→ **DIRECTIONS FOR THIS TASK**
Scan the material for the word "Teresa", and copy each line where it shows up.

→ **RAW RECORDS**
** begin **

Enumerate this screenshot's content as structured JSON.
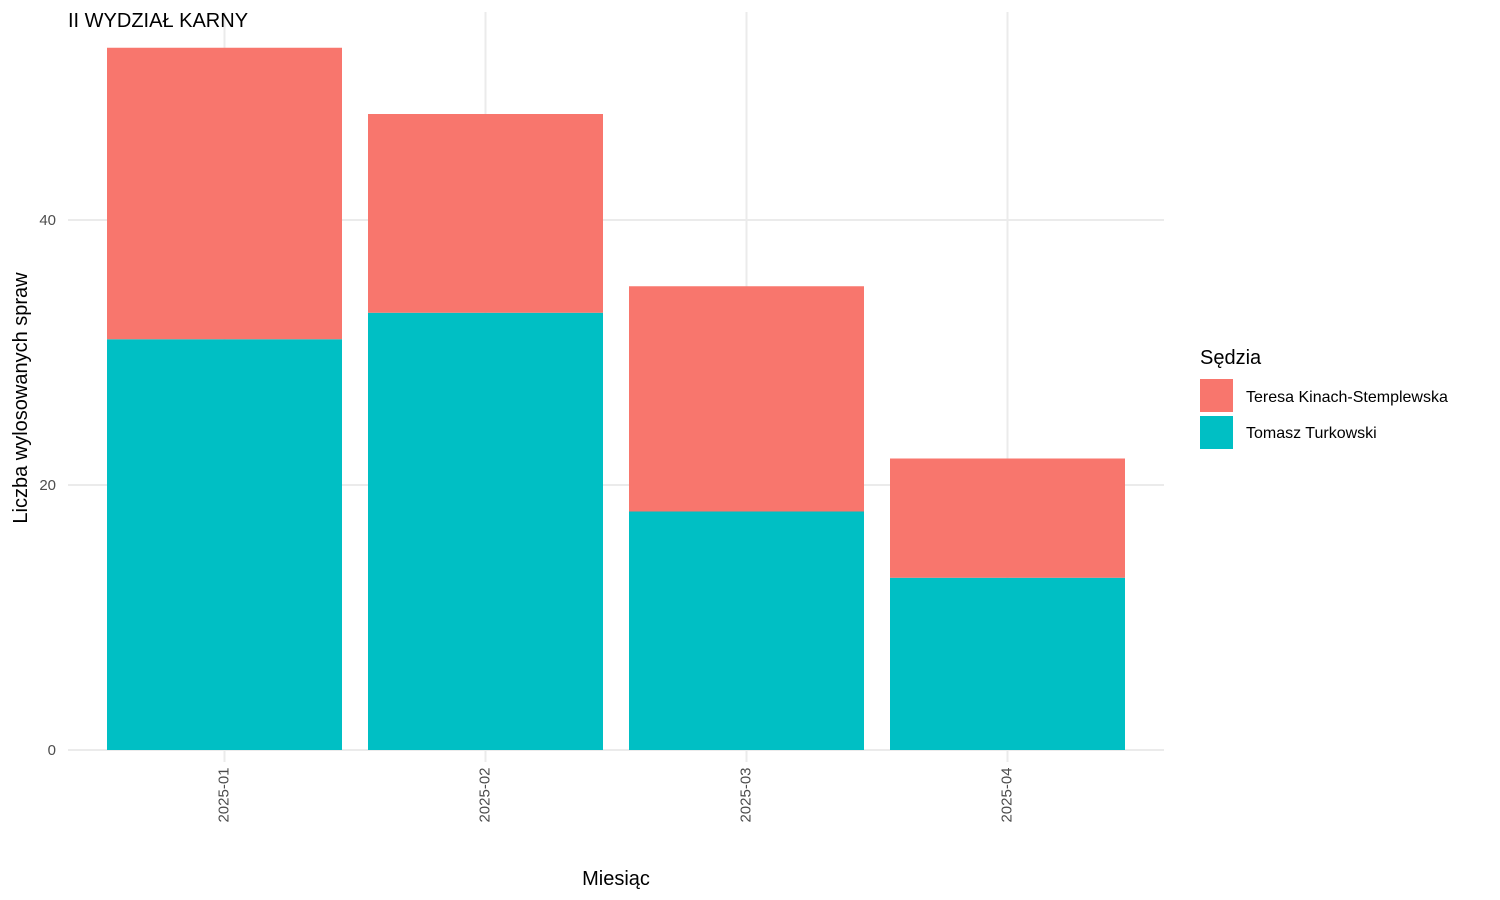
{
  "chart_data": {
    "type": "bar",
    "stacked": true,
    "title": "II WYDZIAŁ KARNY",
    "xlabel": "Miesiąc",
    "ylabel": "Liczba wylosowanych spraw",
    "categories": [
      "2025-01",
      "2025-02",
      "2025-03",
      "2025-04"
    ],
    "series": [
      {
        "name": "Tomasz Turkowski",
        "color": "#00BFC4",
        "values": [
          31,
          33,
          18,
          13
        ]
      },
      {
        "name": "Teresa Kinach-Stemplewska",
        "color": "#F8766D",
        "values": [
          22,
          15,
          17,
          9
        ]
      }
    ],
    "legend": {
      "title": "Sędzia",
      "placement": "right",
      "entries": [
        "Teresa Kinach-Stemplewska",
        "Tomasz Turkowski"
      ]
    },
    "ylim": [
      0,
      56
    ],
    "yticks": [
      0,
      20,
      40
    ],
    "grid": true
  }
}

** end **

→ **SOLUTION FOR THIS EXERCISE**
        "name": "Teresa Kinach-Stemplewska",
        "Teresa Kinach-Stemplewska",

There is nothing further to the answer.